§ **Excerpt to read**

# loft plan



## blackknight01 (Feb 20, 2010)

im buying a house and this is what im planing to do foy my pigeons, let me know what you guys think. second pictures is the 2nd section for racing pigeons and the last pictures shows the last 2 sections that are for the hens and cocks. the first one will be for breeders. let me know what you think. all comments are apriciated.


----------



## blackknight01 (Feb 20, 2010)

no one has an comments? thats hard to believe.


----------



## maniac (Sep 27, 2009)

I have always had trouble viewing this site. Pictures are generally too big and are impossible to scroll through smoothly, a touch of the mouse can send me from the top of one pic to the bottom of another. Same with some posters here who quote ad nauseum for no apparent reason other than their own clarity I suppose. Mind you, my computer is so old the tubes take forever to warm up.

I am sure you will get some decent comments soon, hang in there. I have just completed my loft which is loosely based on the rosewood design, strengthened a little to account for our Canadian winters. I would take pics but there appears to be no usb port on my Kodak Brownie.


----------



## A_Smith (Aug 8, 2006)

the loft looks great.


----------



## blackknight01 (Feb 20, 2010)

the usb port goes to the computer. is a cable that has a usb port on one side and a smaller port on the other that goes to the camera


----------



## billyr70 (Jun 11, 2009)

looks good... What kind of Ventilation will you use?


----------



## blackknight01 (Feb 20, 2010)

all the front will be 1/4 wire


----------



## blackknight01 (Feb 20, 2010)

is this mesh good for the front?
http://www.homedepot.com/h_d1/N-5yc...splay?langId=-1&storeId=10051&catalogId=10053


----------



## billyr70 (Jun 11, 2009)

§ **Records provided**
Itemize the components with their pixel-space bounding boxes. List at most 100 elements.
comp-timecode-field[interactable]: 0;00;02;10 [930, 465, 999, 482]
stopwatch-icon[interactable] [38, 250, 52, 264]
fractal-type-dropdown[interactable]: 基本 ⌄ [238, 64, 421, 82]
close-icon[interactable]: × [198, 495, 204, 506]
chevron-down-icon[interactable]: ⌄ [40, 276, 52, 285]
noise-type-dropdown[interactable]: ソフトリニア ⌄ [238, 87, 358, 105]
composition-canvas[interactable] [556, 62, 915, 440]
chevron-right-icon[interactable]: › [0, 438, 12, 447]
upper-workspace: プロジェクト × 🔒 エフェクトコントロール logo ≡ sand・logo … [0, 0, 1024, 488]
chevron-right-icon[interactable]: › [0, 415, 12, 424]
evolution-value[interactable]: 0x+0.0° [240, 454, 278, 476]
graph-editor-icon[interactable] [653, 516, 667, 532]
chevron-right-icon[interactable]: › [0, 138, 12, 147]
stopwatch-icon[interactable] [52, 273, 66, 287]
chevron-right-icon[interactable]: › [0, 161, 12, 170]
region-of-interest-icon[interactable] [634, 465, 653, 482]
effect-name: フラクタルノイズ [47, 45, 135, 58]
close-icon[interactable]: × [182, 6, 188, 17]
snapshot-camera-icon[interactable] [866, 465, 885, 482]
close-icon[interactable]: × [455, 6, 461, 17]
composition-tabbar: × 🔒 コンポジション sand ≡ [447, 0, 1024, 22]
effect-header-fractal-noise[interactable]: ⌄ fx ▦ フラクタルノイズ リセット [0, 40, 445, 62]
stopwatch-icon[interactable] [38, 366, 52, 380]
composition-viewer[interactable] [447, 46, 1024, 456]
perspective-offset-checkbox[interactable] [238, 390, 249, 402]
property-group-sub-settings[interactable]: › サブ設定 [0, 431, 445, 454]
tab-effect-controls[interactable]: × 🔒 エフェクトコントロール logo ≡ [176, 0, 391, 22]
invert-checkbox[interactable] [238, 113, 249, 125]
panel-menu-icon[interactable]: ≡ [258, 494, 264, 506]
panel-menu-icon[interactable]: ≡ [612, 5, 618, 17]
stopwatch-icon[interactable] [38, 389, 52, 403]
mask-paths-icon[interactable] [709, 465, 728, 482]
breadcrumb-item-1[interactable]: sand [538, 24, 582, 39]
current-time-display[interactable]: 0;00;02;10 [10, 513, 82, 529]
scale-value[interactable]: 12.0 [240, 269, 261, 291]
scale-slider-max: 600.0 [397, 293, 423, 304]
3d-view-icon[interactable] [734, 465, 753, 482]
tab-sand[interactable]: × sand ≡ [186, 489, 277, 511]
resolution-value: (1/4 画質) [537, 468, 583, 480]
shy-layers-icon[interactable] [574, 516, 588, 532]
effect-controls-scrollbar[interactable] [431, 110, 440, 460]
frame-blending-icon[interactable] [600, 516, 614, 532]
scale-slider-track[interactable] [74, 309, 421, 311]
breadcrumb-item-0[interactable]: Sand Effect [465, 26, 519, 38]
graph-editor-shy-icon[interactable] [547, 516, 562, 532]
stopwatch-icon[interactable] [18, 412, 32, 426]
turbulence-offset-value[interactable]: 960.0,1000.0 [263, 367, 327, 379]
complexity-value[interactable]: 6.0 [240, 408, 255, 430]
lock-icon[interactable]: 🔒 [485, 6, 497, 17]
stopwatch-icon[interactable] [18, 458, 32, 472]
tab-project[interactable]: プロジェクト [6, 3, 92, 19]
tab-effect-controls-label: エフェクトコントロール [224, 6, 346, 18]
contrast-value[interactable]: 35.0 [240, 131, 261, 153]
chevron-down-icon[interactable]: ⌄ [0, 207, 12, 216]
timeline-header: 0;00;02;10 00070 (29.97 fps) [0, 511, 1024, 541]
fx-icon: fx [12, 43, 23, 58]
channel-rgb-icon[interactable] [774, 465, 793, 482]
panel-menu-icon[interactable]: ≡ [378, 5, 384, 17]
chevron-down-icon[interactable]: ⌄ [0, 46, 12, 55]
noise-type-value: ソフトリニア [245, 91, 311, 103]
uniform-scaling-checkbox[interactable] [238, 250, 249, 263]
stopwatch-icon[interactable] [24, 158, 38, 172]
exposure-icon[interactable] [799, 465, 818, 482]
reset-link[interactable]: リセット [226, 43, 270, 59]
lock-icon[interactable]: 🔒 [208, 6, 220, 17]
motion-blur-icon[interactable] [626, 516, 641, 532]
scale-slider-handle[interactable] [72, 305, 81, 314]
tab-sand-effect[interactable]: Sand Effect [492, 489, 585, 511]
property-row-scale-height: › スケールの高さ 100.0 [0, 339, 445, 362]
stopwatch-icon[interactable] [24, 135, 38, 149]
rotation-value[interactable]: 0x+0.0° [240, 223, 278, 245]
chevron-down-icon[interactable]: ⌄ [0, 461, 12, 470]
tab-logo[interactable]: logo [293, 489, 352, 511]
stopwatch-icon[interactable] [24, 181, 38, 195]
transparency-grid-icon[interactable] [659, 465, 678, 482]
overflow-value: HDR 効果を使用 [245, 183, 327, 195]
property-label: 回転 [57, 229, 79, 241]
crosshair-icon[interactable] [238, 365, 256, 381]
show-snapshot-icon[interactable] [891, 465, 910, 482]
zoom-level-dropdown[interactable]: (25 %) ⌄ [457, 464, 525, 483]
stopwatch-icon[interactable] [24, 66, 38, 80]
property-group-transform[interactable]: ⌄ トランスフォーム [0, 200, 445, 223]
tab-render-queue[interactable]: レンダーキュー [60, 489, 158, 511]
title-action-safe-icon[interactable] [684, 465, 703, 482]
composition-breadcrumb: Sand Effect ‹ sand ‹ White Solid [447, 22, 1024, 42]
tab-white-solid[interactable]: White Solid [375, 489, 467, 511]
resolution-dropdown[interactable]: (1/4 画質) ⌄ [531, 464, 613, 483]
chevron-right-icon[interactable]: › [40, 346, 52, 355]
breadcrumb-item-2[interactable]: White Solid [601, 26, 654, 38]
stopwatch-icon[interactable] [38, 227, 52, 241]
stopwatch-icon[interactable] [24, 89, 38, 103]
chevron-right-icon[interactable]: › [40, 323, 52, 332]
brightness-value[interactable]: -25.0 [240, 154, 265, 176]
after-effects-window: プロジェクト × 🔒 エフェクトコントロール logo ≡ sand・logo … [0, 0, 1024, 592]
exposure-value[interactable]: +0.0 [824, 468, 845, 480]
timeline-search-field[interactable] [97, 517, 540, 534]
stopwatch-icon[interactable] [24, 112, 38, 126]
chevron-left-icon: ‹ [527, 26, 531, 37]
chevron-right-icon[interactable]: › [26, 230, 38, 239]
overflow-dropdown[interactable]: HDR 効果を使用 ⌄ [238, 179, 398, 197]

§ **What the task requires**
List each distinct username that heads a post in the loft plan thread above, naming each one only once.

§ **Exercise answer**
blackknight01, maniac, A_Smith, billyr70